→ PROMPT: Sort through the entries below and pull out lines containing the word "motif".

Stored dataset items:
- - -

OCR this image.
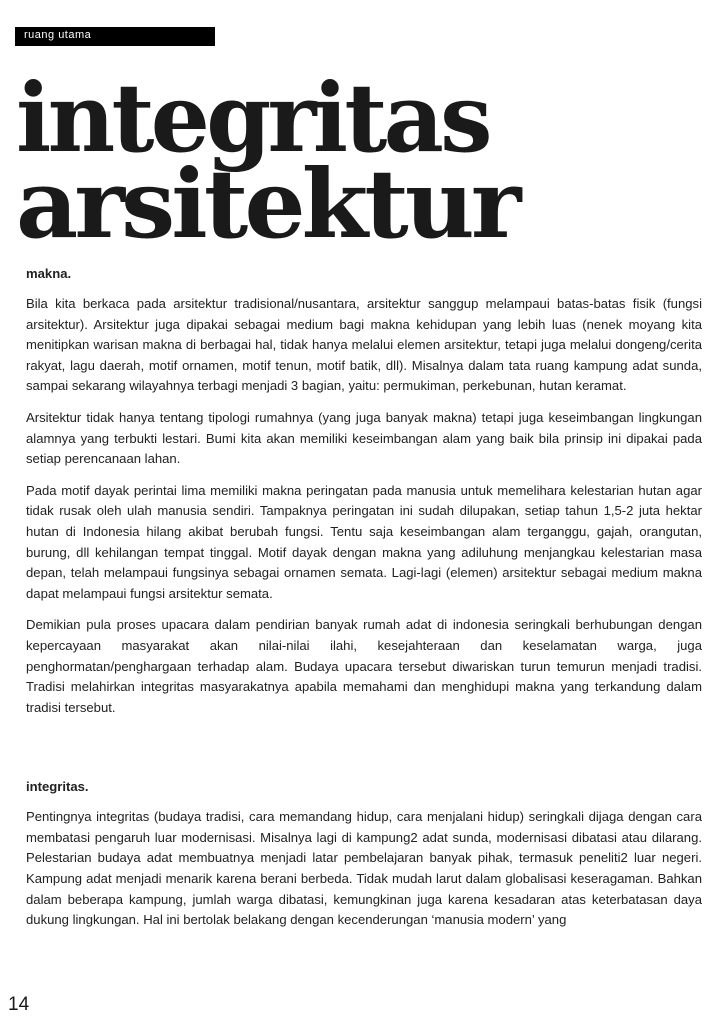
ruang utama
integritas
arsitektur
makna.

Bila kita berkaca pada arsitektur tradisional/nusantara, arsitektur sanggup melampaui batas-batas fisik (fungsi arsitektur). Arsitektur juga dipakai sebagai medium bagi makna kehidupan yang lebih luas (nenek moyang kita menitipkan warisan makna di berbagai hal, tidak hanya melalui elemen arsitektur, tetapi juga melalui dongeng/cerita rakyat, lagu daerah, motif ornamen, motif tenun, motif batik, dll). Misalnya dalam tata ruang kampung adat sunda, sampai sekarang wilayahnya terbagi menjadi 3 bagian, yaitu: permukiman, perkebunan, hutan keramat.

Arsitektur tidak hanya tentang tipologi rumahnya (yang juga banyak makna) tetapi juga keseimbangan lingkungan alamnya yang terbukti lestari. Bumi kita akan memiliki keseimbangan alam yang baik bila prinsip ini dipakai pada setiap perencanaan lahan.

Pada motif dayak perintai lima memiliki makna peringatan pada manusia untuk memelihara kelestarian hutan agar tidak rusak oleh ulah manusia sendiri. Tampaknya peringatan ini sudah dilupakan, setiap tahun 1,5-2 juta hektar hutan di Indonesia hilang akibat berubah fungsi. Tentu saja keseimbangan alam terganggu, gajah, orangutan, burung, dll kehilangan tempat tinggal. Motif dayak dengan makna yang adiluhung menjangkau kelestarian masa depan, telah melampaui fungsinya sebagai ornamen semata. Lagi-lagi (elemen) arsitektur sebagai medium makna dapat melampaui fungsi arsitektur semata.

Demikian pula proses upacara dalam pendirian banyak rumah adat di indonesia seringkali berhubungan dengan kepercayaan masyarakat akan nilai-nilai ilahi, kesejahteraan dan keselamatan warga, juga penghormatan/penghargaan terhadap alam. Budaya upacara tersebut diwariskan turun temurun menjadi tradisi. Tradisi melahirkan integritas masyarakatnya apabila memahami dan menghidupi makna yang terkandung dalam tradisi tersebut.

integritas.

Pentingnya integritas (budaya tradisi, cara memandang hidup, cara menjalani hidup) seringkali dijaga dengan cara membatasi pengaruh luar modernisasi. Misalnya lagi di kampung2 adat sunda, modernisasi dibatasi atau dilarang. Pelestarian budaya adat membuatnya menjadi latar pembelajaran banyak pihak, termasuk peneliti2 luar negeri. Kampung adat menjadi menarik karena berani berbeda. Tidak mudah larut dalam globalisasi keseragaman. Bahkan dalam beberapa kampung, jumlah warga dibatasi, kemungkinan juga karena kesadaran atas keterbatasan daya dukung lingkungan. Hal ini bertolak belakang dengan kecenderungan ‘manusia modern’ yang

14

- - -

→ EXERCISE RESPONSE:
Bila kita berkaca pada arsitektur tradisional/nusantara, arsitektur sanggup melampaui batas-batas fisik (fungsi arsitektur). Arsitektur juga dipakai sebagai medium bagi makna kehidupan yang lebih luas (nenek moyang kita menitipkan warisan makna di berbagai hal, tidak hanya melalui elemen arsitektur, tetapi juga melalui dongeng/cerita rakyat, lagu daerah, motif ornamen, motif tenun, motif batik, dll). Misalnya dalam tata ruang kampung adat sunda, sampai sekarang wilayahnya terbagi menjadi 3 bagian, yaitu: permukiman, perkebunan, hutan keramat.
Pada motif dayak perintai lima memiliki makna peringatan pada manusia untuk memelihara kelestarian hutan agar tidak rusak oleh ulah manusia sendiri. Tampaknya peringatan ini sudah dilupakan, setiap tahun 1,5-2 juta hektar hutan di Indonesia hilang akibat berubah fungsi. Tentu saja keseimbangan alam terganggu, gajah, orangutan, burung, dll kehilangan tempat tinggal. Motif dayak dengan makna yang adiluhung menjangkau kelestarian masa depan, telah melampaui fungsinya sebagai ornamen semata. Lagi-lagi (elemen) arsitektur sebagai medium makna dapat melampaui fungsi arsitektur semata.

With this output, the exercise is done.